* [WHAT THIS TASK INVOLVES] Recast everything in the material below from the line that contains "- y-tick-label: 120.00: [32, 107, 66, 119]" down to the line that contains "- data-point-female: [100, 367, 109, 376]" as a Markdown table with the columns Row and Line. Number each line in order, skip blank lines, and include nothing outside that span.

* [EXTRACTED ENTRIES]
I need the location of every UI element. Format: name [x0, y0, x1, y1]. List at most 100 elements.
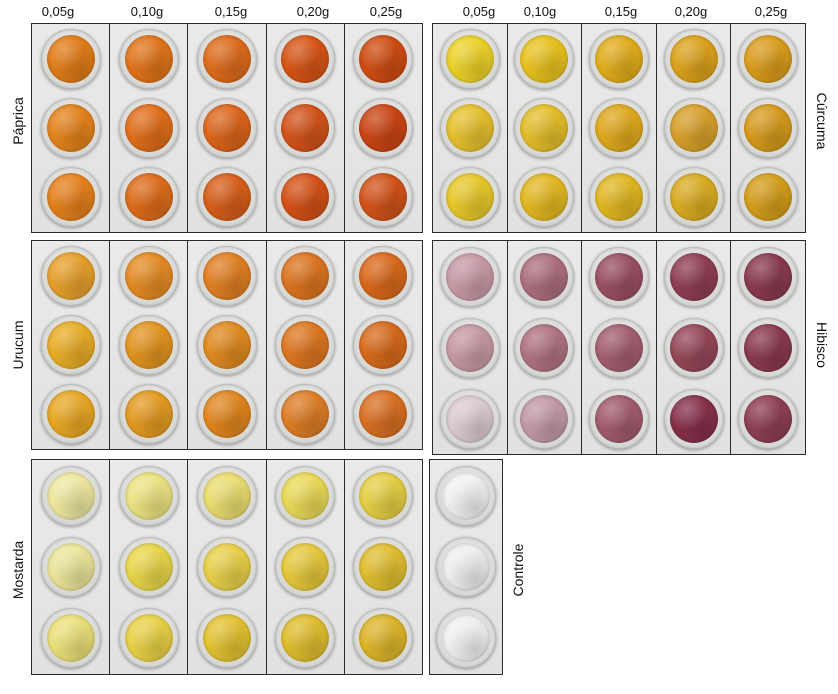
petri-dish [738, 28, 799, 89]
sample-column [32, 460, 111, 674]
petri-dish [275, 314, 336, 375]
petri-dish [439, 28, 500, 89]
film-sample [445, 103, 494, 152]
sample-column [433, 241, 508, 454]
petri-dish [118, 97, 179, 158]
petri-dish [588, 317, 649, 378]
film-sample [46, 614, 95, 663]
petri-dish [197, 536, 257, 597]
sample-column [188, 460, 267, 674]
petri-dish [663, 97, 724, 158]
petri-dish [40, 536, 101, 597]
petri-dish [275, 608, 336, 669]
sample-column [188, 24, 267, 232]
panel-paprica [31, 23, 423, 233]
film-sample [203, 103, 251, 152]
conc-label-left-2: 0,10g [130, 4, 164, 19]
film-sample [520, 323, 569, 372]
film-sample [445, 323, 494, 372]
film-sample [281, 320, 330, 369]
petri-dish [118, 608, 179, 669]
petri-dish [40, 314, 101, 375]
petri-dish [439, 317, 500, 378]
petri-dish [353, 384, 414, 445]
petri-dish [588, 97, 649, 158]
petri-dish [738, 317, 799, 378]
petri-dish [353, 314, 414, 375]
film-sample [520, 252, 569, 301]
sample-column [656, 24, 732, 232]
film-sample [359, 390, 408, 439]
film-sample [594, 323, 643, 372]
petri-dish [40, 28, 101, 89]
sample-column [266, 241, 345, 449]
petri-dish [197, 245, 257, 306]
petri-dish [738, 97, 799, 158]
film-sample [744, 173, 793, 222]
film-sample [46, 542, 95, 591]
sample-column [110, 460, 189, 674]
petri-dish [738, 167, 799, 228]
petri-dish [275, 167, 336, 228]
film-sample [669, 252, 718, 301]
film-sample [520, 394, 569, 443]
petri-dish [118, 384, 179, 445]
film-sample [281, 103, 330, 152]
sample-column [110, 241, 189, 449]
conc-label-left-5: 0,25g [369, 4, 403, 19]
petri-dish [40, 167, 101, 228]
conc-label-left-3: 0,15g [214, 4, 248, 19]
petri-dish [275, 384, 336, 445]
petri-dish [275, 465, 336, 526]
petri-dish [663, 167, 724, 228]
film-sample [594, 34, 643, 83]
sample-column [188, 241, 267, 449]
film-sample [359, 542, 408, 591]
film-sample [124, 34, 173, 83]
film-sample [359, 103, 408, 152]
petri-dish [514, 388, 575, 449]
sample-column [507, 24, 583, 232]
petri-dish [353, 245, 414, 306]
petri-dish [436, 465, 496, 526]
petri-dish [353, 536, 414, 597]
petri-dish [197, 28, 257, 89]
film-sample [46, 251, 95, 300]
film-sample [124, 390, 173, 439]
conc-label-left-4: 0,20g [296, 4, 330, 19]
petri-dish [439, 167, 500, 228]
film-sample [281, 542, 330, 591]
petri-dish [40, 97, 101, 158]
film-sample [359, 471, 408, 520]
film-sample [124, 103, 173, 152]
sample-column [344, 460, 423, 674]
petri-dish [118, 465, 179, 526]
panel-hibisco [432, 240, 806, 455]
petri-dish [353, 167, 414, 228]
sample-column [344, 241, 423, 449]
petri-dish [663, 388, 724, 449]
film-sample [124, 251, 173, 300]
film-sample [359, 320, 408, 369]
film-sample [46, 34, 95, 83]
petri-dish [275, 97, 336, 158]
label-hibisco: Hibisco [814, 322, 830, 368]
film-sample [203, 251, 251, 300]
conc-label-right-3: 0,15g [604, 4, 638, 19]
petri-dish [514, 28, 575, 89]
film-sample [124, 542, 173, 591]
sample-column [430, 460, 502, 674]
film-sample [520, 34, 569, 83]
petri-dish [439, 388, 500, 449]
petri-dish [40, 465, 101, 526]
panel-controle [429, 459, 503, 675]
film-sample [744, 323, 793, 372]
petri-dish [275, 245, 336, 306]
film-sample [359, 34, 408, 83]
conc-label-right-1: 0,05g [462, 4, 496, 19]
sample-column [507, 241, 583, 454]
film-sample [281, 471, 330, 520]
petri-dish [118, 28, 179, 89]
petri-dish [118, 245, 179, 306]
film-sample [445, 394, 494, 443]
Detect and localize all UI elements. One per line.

* * *

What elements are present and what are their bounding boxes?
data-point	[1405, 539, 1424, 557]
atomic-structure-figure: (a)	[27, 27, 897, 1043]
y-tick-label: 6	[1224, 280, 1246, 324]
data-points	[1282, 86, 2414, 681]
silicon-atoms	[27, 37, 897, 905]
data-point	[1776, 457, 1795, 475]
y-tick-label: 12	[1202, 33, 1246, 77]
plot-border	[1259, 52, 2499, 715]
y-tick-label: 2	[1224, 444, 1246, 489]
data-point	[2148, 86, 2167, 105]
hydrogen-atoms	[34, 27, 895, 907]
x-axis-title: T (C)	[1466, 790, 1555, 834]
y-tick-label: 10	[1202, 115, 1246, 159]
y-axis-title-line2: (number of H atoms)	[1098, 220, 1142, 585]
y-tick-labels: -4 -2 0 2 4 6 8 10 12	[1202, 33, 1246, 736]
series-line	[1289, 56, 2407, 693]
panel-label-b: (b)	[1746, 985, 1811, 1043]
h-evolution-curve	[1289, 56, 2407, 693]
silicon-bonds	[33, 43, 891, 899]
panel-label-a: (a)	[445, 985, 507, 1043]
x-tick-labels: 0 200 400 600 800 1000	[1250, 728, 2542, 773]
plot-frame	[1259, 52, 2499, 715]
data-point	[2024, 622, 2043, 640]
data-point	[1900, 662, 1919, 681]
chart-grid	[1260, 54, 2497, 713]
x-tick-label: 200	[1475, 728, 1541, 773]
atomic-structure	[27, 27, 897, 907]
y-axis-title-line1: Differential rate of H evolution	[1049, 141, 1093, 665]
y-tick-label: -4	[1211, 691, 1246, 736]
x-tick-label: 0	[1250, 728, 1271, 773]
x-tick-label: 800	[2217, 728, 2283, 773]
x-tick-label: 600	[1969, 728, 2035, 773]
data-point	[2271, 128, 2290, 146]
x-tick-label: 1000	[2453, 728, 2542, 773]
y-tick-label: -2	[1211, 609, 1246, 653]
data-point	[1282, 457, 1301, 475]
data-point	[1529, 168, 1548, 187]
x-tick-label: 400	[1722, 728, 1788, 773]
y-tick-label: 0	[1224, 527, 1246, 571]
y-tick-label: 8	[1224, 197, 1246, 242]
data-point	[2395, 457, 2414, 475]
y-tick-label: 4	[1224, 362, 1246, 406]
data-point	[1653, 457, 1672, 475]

---

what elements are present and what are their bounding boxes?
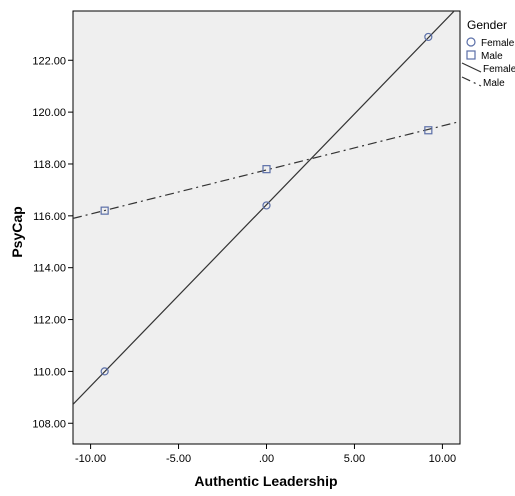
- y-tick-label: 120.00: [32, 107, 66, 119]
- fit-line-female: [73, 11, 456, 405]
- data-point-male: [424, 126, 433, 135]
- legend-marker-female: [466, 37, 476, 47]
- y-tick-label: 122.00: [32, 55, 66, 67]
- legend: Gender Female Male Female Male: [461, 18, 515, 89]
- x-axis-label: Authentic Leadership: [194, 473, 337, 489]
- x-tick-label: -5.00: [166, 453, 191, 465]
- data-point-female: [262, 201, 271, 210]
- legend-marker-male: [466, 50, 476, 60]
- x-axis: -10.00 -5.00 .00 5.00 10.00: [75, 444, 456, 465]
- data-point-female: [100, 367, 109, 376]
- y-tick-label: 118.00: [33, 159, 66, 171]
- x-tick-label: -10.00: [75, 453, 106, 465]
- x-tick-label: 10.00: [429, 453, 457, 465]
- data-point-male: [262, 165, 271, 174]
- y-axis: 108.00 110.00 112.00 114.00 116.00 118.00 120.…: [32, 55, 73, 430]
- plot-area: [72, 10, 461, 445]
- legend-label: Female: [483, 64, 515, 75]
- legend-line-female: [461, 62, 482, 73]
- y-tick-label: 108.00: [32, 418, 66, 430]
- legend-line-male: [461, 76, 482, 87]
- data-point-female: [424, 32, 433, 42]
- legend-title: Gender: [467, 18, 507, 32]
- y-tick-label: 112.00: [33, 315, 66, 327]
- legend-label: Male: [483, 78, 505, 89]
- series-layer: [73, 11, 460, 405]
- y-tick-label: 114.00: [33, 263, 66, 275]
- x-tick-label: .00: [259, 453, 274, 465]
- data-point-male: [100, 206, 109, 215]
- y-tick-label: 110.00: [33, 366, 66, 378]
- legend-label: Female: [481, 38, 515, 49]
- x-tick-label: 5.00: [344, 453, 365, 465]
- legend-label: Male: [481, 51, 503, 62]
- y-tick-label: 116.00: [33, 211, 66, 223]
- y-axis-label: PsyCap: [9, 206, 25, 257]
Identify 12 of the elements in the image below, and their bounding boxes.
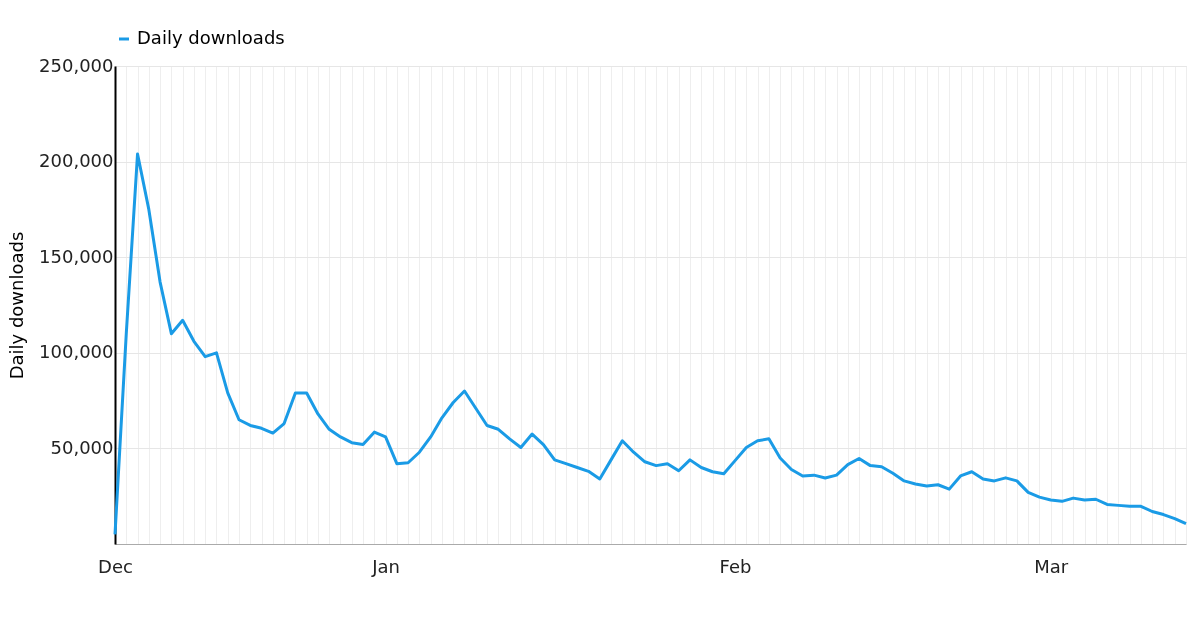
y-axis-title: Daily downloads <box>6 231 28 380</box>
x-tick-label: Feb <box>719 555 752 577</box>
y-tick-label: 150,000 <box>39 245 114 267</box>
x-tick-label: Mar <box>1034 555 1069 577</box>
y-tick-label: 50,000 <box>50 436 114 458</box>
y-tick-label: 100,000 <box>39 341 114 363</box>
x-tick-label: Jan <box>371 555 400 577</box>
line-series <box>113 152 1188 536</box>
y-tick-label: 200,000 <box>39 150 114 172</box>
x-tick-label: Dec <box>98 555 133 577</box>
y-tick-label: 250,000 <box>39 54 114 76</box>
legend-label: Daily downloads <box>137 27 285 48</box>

* [THE OUTPUT]
| Row | Line |
|---|---|
| 1 | - y-tick-label: 120.00: [32, 107, 66, 119] |
| 2 | - fit-line-female: [73, 11, 456, 405] |
| 3 | - data-point-male: [424, 126, 433, 135] |
| 4 | - legend-marker-female: [466, 37, 476, 47] |
| 5 | - y-tick-label: 122.00: [32, 55, 66, 67] |
| 6 | - legend: Gender Female Male Female Male: [461, 18, 515, 89] |
| 7 | - x-axis-label: Authentic Leadership: [194, 473, 337, 489] |
| 8 | - x-tick-label: -5.00: [166, 453, 191, 465] |
| 9 | - data-point-female: [262, 201, 271, 210] |
| 10 | - legend-marker-male: [466, 50, 476, 60] |
| 11 | - x-axis: -10.00 -5.00 .00 5.00 10.00: [75, 444, 456, 465] |
| 12 | - data-point-female: [100, 367, 109, 376] |